Start of Text block

II. The Disputed Claim Terms

The parties have identified several terms from the claims of the '529 and '660 patents that are in dispute. The Court will address each of these in turn.

1. an "oil"

This disputed term appears in Claims 1 and 22 of the '529 patent, and in claims 1 and 26 of the '660 patent. The parties dispute the meaning of this term for the same basic reasons in each patent. Plaintiff argues that the term should be broadly construed, and offers the following proposed construction: "a slippery or viscous liquid or liquifiable substance that is substantially immiscible in water, including any such substance that would find value in a cosmetic preparation." Joint Claim Chart*fn3 ("Chart") at 2. Plaintiff bases its construction on the non-limiting language in the patents' specifications, each of which indicate that the oil referred to can be "any oil" but "usually will be an oil which finds value in a cosmetic preparation." '529 patent, col. 4, lines 1-3; '660 patent, col. 3, lines 13-15. The specifications further state that such oils "usually" are vegetable oils, and they list "typical examples" of the same. '529 patent, col. 4, lines 3-11; '660 patent, col. 3, lines 15-22. Citing the dictionary (Dictionary.com and the American Heritage Dictionary) Plaintiff argues that "oil" should be defined more in terms of its functional qualities rather than the material of which it is comprised. Under Plaintiff's proposed construction, the term "oil" would include silicone oils, esters and alcohols.

Defendant argues for a more narrow construction, and contends that the term "oil" as used in the patents should be construed as vegetable oils, sunflower oil, caster oil. This term is limited to materials which are greasy, sticky and viscous liquid substances that are non-volatile and substantially immiscible in water and comprise at least one carbon chain. The term "oil" does not include metal based fluids, such as silicon based materials, such as silicone fluids, for example, cyclotetrasiloxane, cyclopentasiloxane and other cyclomethicones.

End of Text block

▶ Stated problem:
Reproduce the full passage on the disputed claim terms word for word. The lines that come next have no connection to the passage above.

Start of Excerpted records

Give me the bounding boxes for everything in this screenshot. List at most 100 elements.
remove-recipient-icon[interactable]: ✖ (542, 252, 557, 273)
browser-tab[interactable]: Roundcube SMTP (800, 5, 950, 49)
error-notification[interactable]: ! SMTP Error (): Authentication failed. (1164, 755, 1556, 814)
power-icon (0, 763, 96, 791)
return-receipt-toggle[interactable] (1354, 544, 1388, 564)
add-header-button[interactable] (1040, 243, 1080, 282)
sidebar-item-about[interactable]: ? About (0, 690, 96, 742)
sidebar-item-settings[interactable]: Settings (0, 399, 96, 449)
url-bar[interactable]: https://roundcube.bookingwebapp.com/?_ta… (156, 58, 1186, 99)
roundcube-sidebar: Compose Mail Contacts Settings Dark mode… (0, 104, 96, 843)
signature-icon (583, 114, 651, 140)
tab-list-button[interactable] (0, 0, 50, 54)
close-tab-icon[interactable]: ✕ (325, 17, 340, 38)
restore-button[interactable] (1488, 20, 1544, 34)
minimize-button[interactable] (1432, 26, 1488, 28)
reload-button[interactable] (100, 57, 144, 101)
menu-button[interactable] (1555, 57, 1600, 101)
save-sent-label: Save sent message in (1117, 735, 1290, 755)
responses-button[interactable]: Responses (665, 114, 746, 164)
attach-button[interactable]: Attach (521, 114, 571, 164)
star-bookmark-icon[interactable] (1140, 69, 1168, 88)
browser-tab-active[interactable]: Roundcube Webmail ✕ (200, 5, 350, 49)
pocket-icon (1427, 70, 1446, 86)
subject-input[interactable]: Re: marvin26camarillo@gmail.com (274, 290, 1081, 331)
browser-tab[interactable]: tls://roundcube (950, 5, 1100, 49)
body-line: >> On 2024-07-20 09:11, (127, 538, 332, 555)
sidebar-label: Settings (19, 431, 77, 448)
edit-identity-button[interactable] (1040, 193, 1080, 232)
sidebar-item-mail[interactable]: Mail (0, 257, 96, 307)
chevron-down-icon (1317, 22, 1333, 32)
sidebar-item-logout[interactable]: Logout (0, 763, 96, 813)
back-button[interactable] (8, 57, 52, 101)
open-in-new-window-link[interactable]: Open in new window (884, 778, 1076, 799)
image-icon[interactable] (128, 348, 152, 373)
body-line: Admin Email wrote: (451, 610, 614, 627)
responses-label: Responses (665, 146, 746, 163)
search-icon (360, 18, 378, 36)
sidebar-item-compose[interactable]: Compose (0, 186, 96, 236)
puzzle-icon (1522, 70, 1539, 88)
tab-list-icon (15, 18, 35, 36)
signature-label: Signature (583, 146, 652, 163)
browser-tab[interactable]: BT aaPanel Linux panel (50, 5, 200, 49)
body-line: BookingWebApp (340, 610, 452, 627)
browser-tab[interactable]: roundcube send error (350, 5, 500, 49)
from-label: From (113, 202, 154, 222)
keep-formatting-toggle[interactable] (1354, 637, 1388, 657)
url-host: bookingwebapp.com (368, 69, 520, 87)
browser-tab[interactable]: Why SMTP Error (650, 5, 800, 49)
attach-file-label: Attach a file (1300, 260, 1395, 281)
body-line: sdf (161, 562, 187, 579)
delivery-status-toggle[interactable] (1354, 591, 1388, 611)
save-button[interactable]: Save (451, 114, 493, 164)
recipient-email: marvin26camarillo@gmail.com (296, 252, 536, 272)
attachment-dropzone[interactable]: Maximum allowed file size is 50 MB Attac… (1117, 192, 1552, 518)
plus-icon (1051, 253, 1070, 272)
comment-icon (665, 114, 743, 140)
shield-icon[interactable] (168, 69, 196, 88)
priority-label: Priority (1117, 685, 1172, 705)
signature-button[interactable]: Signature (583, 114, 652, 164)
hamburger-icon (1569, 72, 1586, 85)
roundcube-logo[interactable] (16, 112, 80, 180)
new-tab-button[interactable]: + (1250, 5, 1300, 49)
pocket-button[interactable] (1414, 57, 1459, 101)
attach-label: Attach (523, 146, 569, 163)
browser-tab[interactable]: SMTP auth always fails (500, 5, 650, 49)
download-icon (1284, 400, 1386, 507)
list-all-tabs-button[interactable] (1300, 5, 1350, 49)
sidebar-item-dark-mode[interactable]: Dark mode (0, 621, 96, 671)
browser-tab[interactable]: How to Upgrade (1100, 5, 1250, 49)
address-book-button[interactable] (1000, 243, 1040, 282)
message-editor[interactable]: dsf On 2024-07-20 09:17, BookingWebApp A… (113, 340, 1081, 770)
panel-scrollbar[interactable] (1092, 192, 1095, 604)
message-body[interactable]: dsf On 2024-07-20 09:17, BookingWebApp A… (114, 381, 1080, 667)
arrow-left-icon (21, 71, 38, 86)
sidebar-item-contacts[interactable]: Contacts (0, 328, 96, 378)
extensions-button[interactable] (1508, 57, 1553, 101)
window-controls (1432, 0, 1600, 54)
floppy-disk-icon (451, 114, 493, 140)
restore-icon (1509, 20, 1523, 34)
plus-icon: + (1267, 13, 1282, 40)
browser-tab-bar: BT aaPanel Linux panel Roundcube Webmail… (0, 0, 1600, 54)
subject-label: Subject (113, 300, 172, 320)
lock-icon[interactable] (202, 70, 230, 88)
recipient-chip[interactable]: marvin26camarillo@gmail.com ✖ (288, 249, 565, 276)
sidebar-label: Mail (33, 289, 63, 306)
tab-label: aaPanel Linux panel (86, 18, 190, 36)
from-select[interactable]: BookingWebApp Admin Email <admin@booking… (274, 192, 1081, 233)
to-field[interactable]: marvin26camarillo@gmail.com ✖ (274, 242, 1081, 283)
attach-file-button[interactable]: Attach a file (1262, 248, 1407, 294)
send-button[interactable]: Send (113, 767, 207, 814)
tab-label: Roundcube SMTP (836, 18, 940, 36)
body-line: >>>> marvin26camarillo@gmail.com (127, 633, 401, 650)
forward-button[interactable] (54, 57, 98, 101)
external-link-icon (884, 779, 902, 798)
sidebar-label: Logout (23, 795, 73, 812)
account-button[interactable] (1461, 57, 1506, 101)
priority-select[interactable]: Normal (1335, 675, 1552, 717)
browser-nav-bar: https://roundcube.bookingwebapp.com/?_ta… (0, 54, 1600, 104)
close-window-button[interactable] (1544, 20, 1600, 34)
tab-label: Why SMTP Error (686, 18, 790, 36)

End of Excerpted records

▶ Complete output:
II. The Disputed Claim Terms

The parties have identified several terms from the claims of the '529 and '660 patents that are in dispute. The Court will address each of these in turn.

1. an "oil"

This disputed term appears in Claims 1 and 22 of the '529 patent, and in claims 1 and 26 of the '660 patent. The parties dispute the meaning of this term for the same basic reasons in each patent. Plaintiff argues that the term should be broadly construed, and offers the following proposed construction: "a slippery or viscous liquid or liquifiable substance that is substantially immiscible in water, including any such substance that would find value in a cosmetic preparation." Joint Claim Chart*fn3 ("Chart") at 2. Plaintiff bases its construction on the non-limiting language in the patents' specifications, each of which indicate that the oil referred to can be "any oil" but "usually will be an oil which finds value in a cosmetic preparation." '529 patent, col. 4, lines 1-3; '660 patent, col. 3, lines 13-15. The specifications further state that such oils "usually" are vegetable oils, and they list "typical examples" of the same. '529 patent, col. 4, lines 3-11; '660 patent, col. 3, lines 15-22. Citing the dictionary (Dictionary.com and the American Heritage Dictionary) Plaintiff argues that "oil" should be defined more in terms of its functional qualities rather than the material of which it is comprised. Under Plaintiff's proposed construction, the term "oil" would include silicone oils, esters and alcohols.

Defendant argues for a more narrow construction, and contends that the term "oil" as used in the patents should be construed as vegetable oils, sunflower oil, caster oil. This term is limited to materials which are greasy, sticky and viscous liquid substances that are non-volatile and substantially immiscible in water and comprise at least one carbon chain. The term "oil" does not include metal based fluids, such as silicon based materials, such as silicone fluids, for example, cyclotetrasiloxane, cyclopentasiloxane and other cyclomethicones.